What you have to do: The answer is the line with "What text is on this page?" and every line after it to the end of the listing, retyped exactly. Pictures do not belong in it.

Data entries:
(begin)

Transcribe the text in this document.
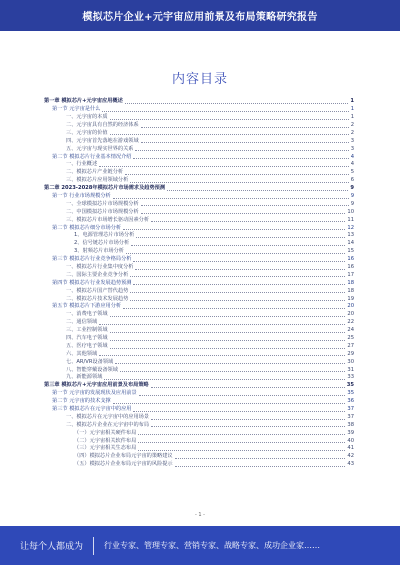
模拟芯片企业+元宇宙应用前景及布局策略研究报告
内容目录
第一章 模拟芯片+元宇宙应用概述	1
第一节 元宇宙是什么	1
一、元宇宙的本质	1
二、元宇宙具有自然的经济体系	2
三、元宇宙的价值	2
四、元宇宙首先落地在游戏领域	3
五、元宇宙与现实世界的关系	3
第二节 模拟芯片行业基本情况介绍	4
一、行业概述	4
二、模拟芯片产业链分析	5
三、模拟芯片应用领域分析	6
第二章 2023-2028年模拟芯片市场需求及趋势预测	9
第一节 行业市场规模分析	9
一、全球模拟芯片市场规模分析	9
二、中国模拟芯片市场规模分析	10
三、模拟芯片市场增长驱动因素分析	11
第二节 模拟芯片细分市场分析	12
1、电源管理芯片市场分析	13
2、信号链芯片市场分析	14
3、射频芯片市场分析	15
第三节 模拟芯片行业竞争格局分析	16
一、模拟芯片行业集中度分析	16
二、国际主要企业竞争分析	17
第四节 模拟芯片行业发展趋势预测	18
一、模拟芯片国产替代趋势	18
二、模拟芯片技术发展趋势	19
第五节 模拟芯片下游应用分析	20
一、消费电子领域	20
二、通信领域	22
三、工业控制领域	24
四、汽车电子领域	25
五、医疗电子领域	27
六、其他领域	29
七、AR/VR设备领域	30
八、智能穿戴设备领域	31
九、新能源领域	33
第三章 模拟芯片+元宇宙应用前景及布局策略	35
第一节 元宇宙的发展现状及应用前景	35
第二节 元宇宙的技术支撑	36
第三节 模拟芯片在元宇宙中的应用	37
一、模拟芯片在元宇宙中的应用场景	37
二、模拟芯片企业在元宇宙中的布局	38
（一）元宇宙相关硬件布局	39
（二）元宇宙相关软件布局	40
（三）元宇宙相关生态布局	41
（四）模拟芯片企业布局元宇宙的策略建议	42
（五）模拟芯片企业布局元宇宙的风险提示	43
- 1 -
让每个人都成为	行业专家、管理专家、营销专家、战略专家、成功企业家……
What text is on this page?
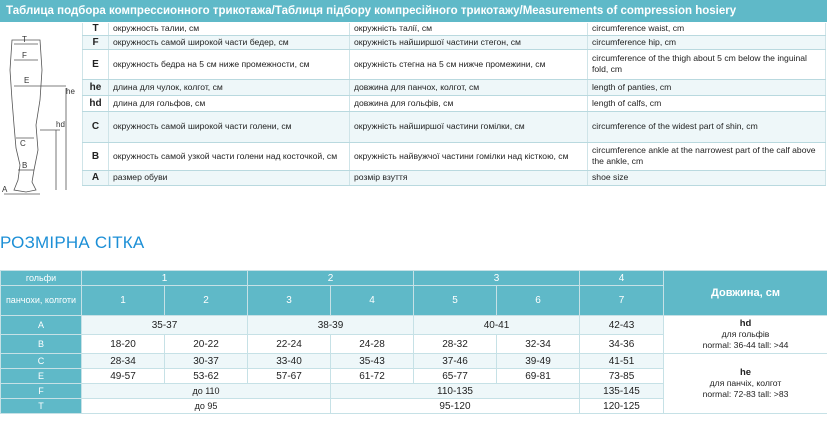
Таблица подбора компрессионного трикотажа/Таблиця підбору компресійного трикотажу/Measurements of compression hosiery
T
F
E
he
hd
C
B
A
T	окружность талии, см	окружність талії, см	circumference waist, cm
F	окружность самой широкой части бедер, см	окружність найширшої частини стегон, см	circumference hip, cm
E	окружность бедра на 5 см ниже промежности, см	окружність стегна на 5 см нижче промежини, см	circumference of the thigh about 5 cm below the inguinal fold, cm
he	длина для чулок, колгот, см	довжина для панчох, колгот, см	length of panties, cm
hd	длина для гольфов, см	довжина для гольфів, см	length of calfs, cm
C	окружность самой широкой части голени, см	окружність найширшої частини гомілки, см	circumference of the widest part of shin, cm
B	окружность самой узкой части голени над косточкой, см	окружність найвужчої частини гомілки над кісткою, см	circumference ankle at the narrowest part of the calf above the ankle, cm
A	размер обуви	розмір взуття	shoe size
РОЗМІРНА СІТКА
гольфи	1		2		3		4	Довжина, см
панчохи, колготи	1	2	3	4	5	6	7	
A	35-37		38-39		40-41		42-43	hd
для гольфів
normal: 36-44 tall: >44
B	18-20	20-22	22-24	24-28	28-32	32-34	34-36	
C	28-34	30-37	33-40	35-43	37-46	39-49	41-51	he
для панчіх, колгот
normal: 72-83 tall: >83
E	49-57	53-62	57-67	61-72	65-77	69-81	73-85	
F	до 110			110-135			135-145	
T	до 95			95-120			120-125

(end)

Result of the task:
What text is on this page?
Таблица подбора компрессионного трикотажа/Таблиця підбору компресійного трикотажу/Measurements of compression hosiery
T
F
E
he
hd
C
B
A
T	окружность талии, см	окружність талії, см	circumference waist, cm
F	окружность самой широкой части бедер, см	окружність найширшої частини стегон, см	circumference hip, cm
E	окружность бедра на 5 см ниже промежности, см	окружність стегна на 5 см нижче промежини, см	circumference of the thigh about 5 cm below the inguinal fold, cm
he	длина для чулок, колгот, см	довжина для панчох, колгот, см	length of panties, cm
hd	длина для гольфов, см	довжина для гольфів, см	length of calfs, cm
C	окружность самой широкой части голени, см	окружність найширшої частини гомілки, см	circumference of the widest part of shin, cm
B	окружность самой узкой части голени над косточкой, см	окружність найвужчої частини гомілки над кісткою, см	circumference ankle at the narrowest part of the calf above the ankle, cm
A	размер обуви	розмір взуття	shoe size
РОЗМІРНА СІТКА
гольфи	1		2		3		4	Довжина, см
панчохи, колготи	1	2	3	4	5	6	7	
A	35-37		38-39		40-41		42-43	hd
для гольфів
normal: 36-44 tall: >44
B	18-20	20-22	22-24	24-28	28-32	32-34	34-36	
C	28-34	30-37	33-40	35-43	37-46	39-49	41-51	he
для панчіх, колгот
normal: 72-83 tall: >83
E	49-57	53-62	57-67	61-72	65-77	69-81	73-85	
F	до 110			110-135			135-145	
T	до 95			95-120			120-125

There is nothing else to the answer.